Aim of the exercise
Output the data exactly, with every line intact.

---*---

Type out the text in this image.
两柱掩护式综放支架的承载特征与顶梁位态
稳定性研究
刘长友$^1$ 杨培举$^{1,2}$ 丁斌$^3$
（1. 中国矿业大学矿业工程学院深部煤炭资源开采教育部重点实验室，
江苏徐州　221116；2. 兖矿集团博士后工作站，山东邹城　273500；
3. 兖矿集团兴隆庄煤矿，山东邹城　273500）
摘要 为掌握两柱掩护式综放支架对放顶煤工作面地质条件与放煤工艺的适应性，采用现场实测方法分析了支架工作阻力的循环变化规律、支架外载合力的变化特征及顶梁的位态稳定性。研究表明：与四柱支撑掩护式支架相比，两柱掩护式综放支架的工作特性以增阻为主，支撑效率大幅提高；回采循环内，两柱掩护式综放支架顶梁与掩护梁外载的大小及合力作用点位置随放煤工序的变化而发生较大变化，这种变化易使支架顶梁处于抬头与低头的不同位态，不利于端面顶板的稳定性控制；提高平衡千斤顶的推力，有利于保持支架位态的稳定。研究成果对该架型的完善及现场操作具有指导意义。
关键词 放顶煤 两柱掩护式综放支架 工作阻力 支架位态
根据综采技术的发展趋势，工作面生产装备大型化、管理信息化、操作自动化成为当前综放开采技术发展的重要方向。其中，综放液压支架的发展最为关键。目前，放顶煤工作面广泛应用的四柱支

---*---

The answer
Type out the text in this image.
两柱掩护式综放支架的承载特征与顶梁位态
稳定性研究
刘长友$^1$ 杨培举$^{1,2}$ 丁斌$^3$
（1. 中国矿业大学矿业工程学院深部煤炭资源开采教育部重点实验室，
江苏徐州　221116；2. 兖矿集团博士后工作站，山东邹城　273500；
3. 兖矿集团兴隆庄煤矿，山东邹城　273500）
摘要 为掌握两柱掩护式综放支架对放顶煤工作面地质条件与放煤工艺的适应性，采用现场实测方法分析了支架工作阻力的循环变化规律、支架外载合力的变化特征及顶梁的位态稳定性。研究表明：与四柱支撑掩护式支架相比，两柱掩护式综放支架的工作特性以增阻为主，支撑效率大幅提高；回采循环内，两柱掩护式综放支架顶梁与掩护梁外载的大小及合力作用点位置随放煤工序的变化而发生较大变化，这种变化易使支架顶梁处于抬头与低头的不同位态，不利于端面顶板的稳定性控制；提高平衡千斤顶的推力，有利于保持支架位态的稳定。研究成果对该架型的完善及现场操作具有指导意义。
关键词 放顶煤 两柱掩护式综放支架 工作阻力 支架位态
根据综采技术的发展趋势，工作面生产装备大型化、管理信息化、操作自动化成为当前综放开采技术发展的重要方向。其中，综放液压支架的发展最为关键。目前，放顶煤工作面广泛应用的四柱支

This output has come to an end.